■ Given problem
Transcribe all of the records word for word, but omit the pictures.

■ Dataset items
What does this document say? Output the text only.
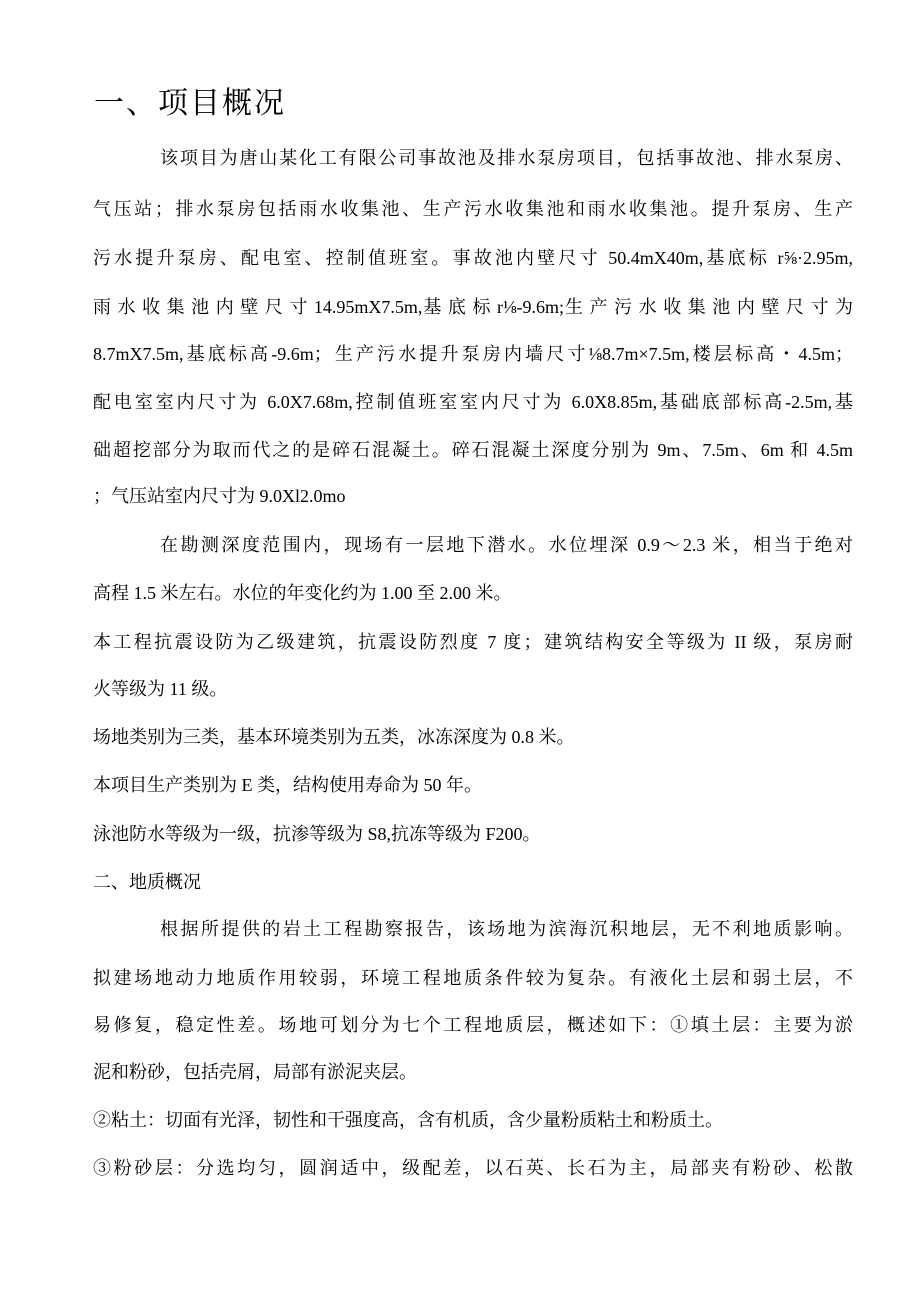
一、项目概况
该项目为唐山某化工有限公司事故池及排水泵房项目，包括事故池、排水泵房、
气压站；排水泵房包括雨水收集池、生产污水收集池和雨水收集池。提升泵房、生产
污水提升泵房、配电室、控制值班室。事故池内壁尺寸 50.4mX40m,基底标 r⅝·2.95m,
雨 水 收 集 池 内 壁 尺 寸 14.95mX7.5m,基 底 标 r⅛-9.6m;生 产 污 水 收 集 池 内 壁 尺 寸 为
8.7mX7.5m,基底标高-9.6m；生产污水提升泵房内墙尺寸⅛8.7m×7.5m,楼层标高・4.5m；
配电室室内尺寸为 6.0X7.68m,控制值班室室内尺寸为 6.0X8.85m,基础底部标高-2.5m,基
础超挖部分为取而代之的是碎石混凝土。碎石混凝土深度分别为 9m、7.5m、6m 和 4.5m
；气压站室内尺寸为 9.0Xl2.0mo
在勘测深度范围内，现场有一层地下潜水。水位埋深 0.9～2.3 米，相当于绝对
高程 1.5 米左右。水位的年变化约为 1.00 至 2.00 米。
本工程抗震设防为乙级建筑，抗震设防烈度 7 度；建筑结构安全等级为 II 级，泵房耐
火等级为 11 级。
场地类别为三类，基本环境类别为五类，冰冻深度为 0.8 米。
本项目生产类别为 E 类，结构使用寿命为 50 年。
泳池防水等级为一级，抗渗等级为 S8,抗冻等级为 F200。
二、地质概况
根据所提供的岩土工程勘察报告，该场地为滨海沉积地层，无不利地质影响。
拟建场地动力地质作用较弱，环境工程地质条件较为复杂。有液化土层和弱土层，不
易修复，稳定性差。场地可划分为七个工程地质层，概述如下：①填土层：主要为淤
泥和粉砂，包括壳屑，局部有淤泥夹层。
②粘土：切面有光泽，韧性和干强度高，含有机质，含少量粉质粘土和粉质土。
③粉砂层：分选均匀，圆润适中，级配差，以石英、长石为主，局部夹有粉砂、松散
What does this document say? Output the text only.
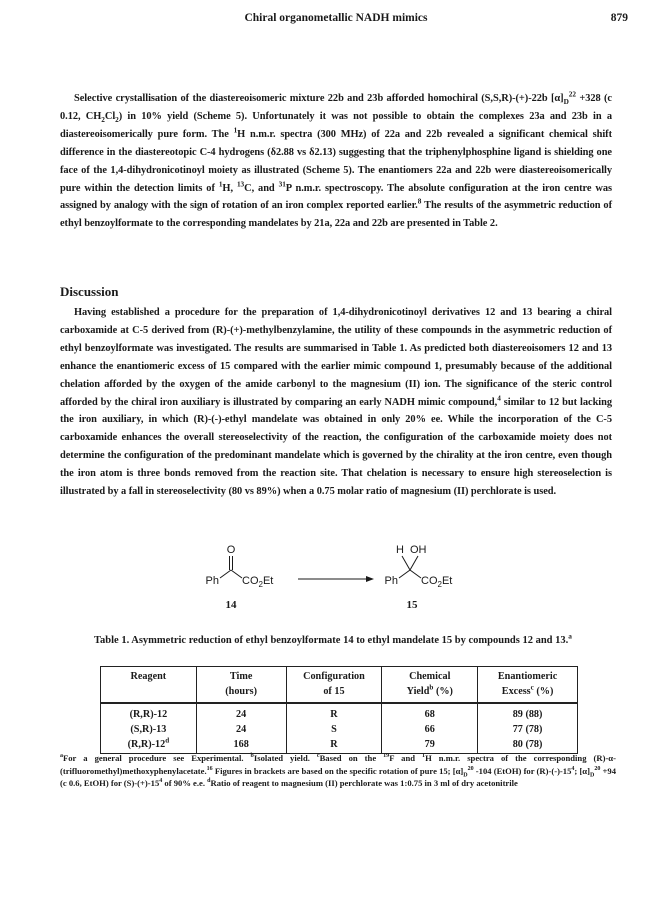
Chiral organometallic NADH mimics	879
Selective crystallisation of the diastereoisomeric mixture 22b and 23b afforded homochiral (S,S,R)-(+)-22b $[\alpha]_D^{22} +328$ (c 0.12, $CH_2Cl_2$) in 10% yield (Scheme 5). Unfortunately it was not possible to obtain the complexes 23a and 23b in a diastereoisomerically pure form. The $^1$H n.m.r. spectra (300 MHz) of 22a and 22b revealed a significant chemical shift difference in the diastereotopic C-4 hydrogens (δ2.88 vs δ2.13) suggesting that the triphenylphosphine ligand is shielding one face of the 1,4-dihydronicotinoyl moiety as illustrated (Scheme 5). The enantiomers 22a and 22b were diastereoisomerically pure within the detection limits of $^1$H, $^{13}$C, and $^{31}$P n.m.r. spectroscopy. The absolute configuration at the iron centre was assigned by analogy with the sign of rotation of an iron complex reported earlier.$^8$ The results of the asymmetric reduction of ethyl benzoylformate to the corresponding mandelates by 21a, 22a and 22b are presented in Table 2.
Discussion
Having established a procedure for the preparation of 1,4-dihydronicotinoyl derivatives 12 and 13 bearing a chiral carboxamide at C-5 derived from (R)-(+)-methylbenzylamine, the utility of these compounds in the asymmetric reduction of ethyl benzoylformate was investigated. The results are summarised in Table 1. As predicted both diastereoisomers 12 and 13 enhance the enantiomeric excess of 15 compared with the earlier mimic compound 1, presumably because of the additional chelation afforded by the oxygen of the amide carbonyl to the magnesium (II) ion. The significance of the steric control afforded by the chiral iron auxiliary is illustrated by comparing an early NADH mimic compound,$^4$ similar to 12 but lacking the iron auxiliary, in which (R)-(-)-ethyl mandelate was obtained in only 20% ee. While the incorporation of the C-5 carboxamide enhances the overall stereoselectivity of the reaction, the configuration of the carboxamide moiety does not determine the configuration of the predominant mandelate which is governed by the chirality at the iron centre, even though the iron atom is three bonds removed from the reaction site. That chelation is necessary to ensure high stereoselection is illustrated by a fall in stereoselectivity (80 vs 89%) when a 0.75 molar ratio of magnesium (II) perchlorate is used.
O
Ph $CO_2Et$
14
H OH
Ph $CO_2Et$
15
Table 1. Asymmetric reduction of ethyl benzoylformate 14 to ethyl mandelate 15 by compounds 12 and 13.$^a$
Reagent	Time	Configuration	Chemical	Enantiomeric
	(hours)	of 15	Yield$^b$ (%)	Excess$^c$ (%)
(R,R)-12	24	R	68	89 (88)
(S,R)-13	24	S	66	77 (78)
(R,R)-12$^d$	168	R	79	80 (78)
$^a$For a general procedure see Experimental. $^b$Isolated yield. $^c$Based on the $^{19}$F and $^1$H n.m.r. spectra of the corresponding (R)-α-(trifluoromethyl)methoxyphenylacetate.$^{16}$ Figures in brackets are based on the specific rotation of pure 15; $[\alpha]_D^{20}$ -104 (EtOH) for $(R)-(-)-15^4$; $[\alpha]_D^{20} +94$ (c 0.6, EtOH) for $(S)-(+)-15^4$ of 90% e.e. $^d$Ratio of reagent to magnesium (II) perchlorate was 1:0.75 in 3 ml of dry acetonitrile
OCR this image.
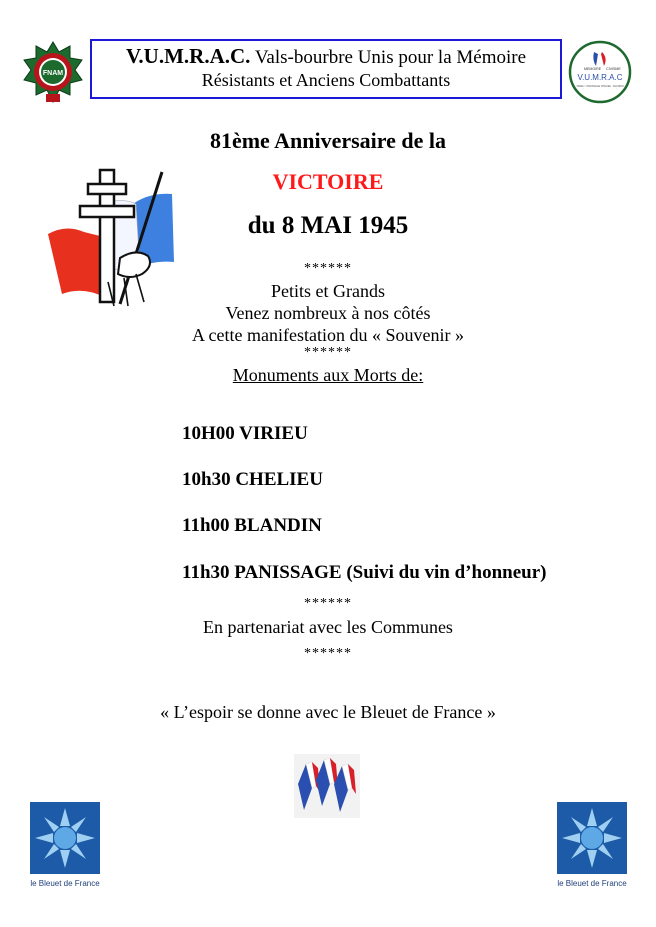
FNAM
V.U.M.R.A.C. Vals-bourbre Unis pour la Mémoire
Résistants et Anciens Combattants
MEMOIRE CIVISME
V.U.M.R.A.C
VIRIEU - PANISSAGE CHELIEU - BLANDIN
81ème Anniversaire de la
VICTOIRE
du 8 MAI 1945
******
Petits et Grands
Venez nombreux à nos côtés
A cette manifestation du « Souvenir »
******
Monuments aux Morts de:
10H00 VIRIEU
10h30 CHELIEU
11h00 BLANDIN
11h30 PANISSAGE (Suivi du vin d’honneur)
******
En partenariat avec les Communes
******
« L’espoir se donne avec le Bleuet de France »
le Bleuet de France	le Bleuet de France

■ Solution for this problem
What does this document say? Output the text only.
一、项目概况
该项目为唐山某化工有限公司事故池及排水泵房项目，包括事故池、排水泵房、
气压站；排水泵房包括雨水收集池、生产污水收集池和雨水收集池。提升泵房、生产
污水提升泵房、配电室、控制值班室。事故池内壁尺寸 50.4mX40m,基底标 r⅝·2.95m,
雨 水 收 集 池 内 壁 尺 寸 14.95mX7.5m,基 底 标 r⅛-9.6m;生 产 污 水 收 集 池 内 壁 尺 寸 为
8.7mX7.5m,基底标高-9.6m；生产污水提升泵房内墙尺寸⅛8.7m×7.5m,楼层标高・4.5m；
配电室室内尺寸为 6.0X7.68m,控制值班室室内尺寸为 6.0X8.85m,基础底部标高-2.5m,基
础超挖部分为取而代之的是碎石混凝土。碎石混凝土深度分别为 9m、7.5m、6m 和 4.5m
；气压站室内尺寸为 9.0Xl2.0mo
在勘测深度范围内，现场有一层地下潜水。水位埋深 0.9～2.3 米，相当于绝对
高程 1.5 米左右。水位的年变化约为 1.00 至 2.00 米。
本工程抗震设防为乙级建筑，抗震设防烈度 7 度；建筑结构安全等级为 II 级，泵房耐
火等级为 11 级。
场地类别为三类，基本环境类别为五类，冰冻深度为 0.8 米。
本项目生产类别为 E 类，结构使用寿命为 50 年。
泳池防水等级为一级，抗渗等级为 S8,抗冻等级为 F200。
二、地质概况
根据所提供的岩土工程勘察报告，该场地为滨海沉积地层，无不利地质影响。
拟建场地动力地质作用较弱，环境工程地质条件较为复杂。有液化土层和弱土层，不
易修复，稳定性差。场地可划分为七个工程地质层，概述如下：①填土层：主要为淤
泥和粉砂，包括壳屑，局部有淤泥夹层。
②粘土：切面有光泽，韧性和干强度高，含有机质，含少量粉质粘土和粉质土。
③粉砂层：分选均匀，圆润适中，级配差，以石英、长石为主，局部夹有粉砂、松散
What does this document say? Output the text only.
Chiral organometallic NADH mimics	879
Selective crystallisation of the diastereoisomeric mixture 22b and 23b afforded homochiral (S,S,R)-(+)-22b $[\alpha]_D^{22} +328$ (c 0.12, $CH_2Cl_2$) in 10% yield (Scheme 5). Unfortunately it was not possible to obtain the complexes 23a and 23b in a diastereoisomerically pure form. The $^1$H n.m.r. spectra (300 MHz) of 22a and 22b revealed a significant chemical shift difference in the diastereotopic C-4 hydrogens (δ2.88 vs δ2.13) suggesting that the triphenylphosphine ligand is shielding one face of the 1,4-dihydronicotinoyl moiety as illustrated (Scheme 5). The enantiomers 22a and 22b were diastereoisomerically pure within the detection limits of $^1$H, $^{13}$C, and $^{31}$P n.m.r. spectroscopy. The absolute configuration at the iron centre was assigned by analogy with the sign of rotation of an iron complex reported earlier.$^8$ The results of the asymmetric reduction of ethyl benzoylformate to the corresponding mandelates by 21a, 22a and 22b are presented in Table 2.
Discussion
Having established a procedure for the preparation of 1,4-dihydronicotinoyl derivatives 12 and 13 bearing a chiral carboxamide at C-5 derived from (R)-(+)-methylbenzylamine, the utility of these compounds in the asymmetric reduction of ethyl benzoylformate was investigated. The results are summarised in Table 1. As predicted both diastereoisomers 12 and 13 enhance the enantiomeric excess of 15 compared with the earlier mimic compound 1, presumably because of the additional chelation afforded by the oxygen of the amide carbonyl to the magnesium (II) ion. The significance of the steric control afforded by the chiral iron auxiliary is illustrated by comparing an early NADH mimic compound,$^4$ similar to 12 but lacking the iron auxiliary, in which (R)-(-)-ethyl mandelate was obtained in only 20% ee. While the incorporation of the C-5 carboxamide enhances the overall stereoselectivity of the reaction, the configuration of the carboxamide moiety does not determine the configuration of the predominant mandelate which is governed by the chirality at the iron centre, even though the iron atom is three bonds removed from the reaction site. That chelation is necessary to ensure high stereoselection is illustrated by a fall in stereoselectivity (80 vs 89%) when a 0.75 molar ratio of magnesium (II) perchlorate is used.
O
Ph $CO_2Et$
14
H OH
Ph $CO_2Et$
15
Table 1. Asymmetric reduction of ethyl benzoylformate 14 to ethyl mandelate 15 by compounds 12 and 13.$^a$
Reagent	Time	Configuration	Chemical	Enantiomeric
	(hours)	of 15	Yield$^b$ (%)	Excess$^c$ (%)
(R,R)-12	24	R	68	89 (88)
(S,R)-13	24	S	66	77 (78)
(R,R)-12$^d$	168	R	79	80 (78)
$^a$For a general procedure see Experimental. $^b$Isolated yield. $^c$Based on the $^{19}$F and $^1$H n.m.r. spectra of the corresponding (R)-α-(trifluoromethyl)methoxyphenylacetate.$^{16}$ Figures in brackets are based on the specific rotation of pure 15; $[\alpha]_D^{20}$ -104 (EtOH) for $(R)-(-)-15^4$; $[\alpha]_D^{20} +94$ (c 0.6, EtOH) for $(S)-(+)-15^4$ of 90% e.e. $^d$Ratio of reagent to magnesium (II) perchlorate was 1:0.75 in 3 ml of dry acetonitrile
OCR this image.
FNAM
V.U.M.R.A.C. Vals-bourbre Unis pour la Mémoire
Résistants et Anciens Combattants
MEMOIRE CIVISME
V.U.M.R.A.C
VIRIEU - PANISSAGE CHELIEU - BLANDIN
81ème Anniversaire de la
VICTOIRE
du 8 MAI 1945
******
Petits et Grands
Venez nombreux à nos côtés
A cette manifestation du « Souvenir »
******
Monuments aux Morts de:
10H00 VIRIEU
10h30 CHELIEU
11h00 BLANDIN
11h30 PANISSAGE (Suivi du vin d’honneur)
******
En partenariat avec les Communes
******
« L’espoir se donne avec le Bleuet de France »
le Bleuet de France	le Bleuet de France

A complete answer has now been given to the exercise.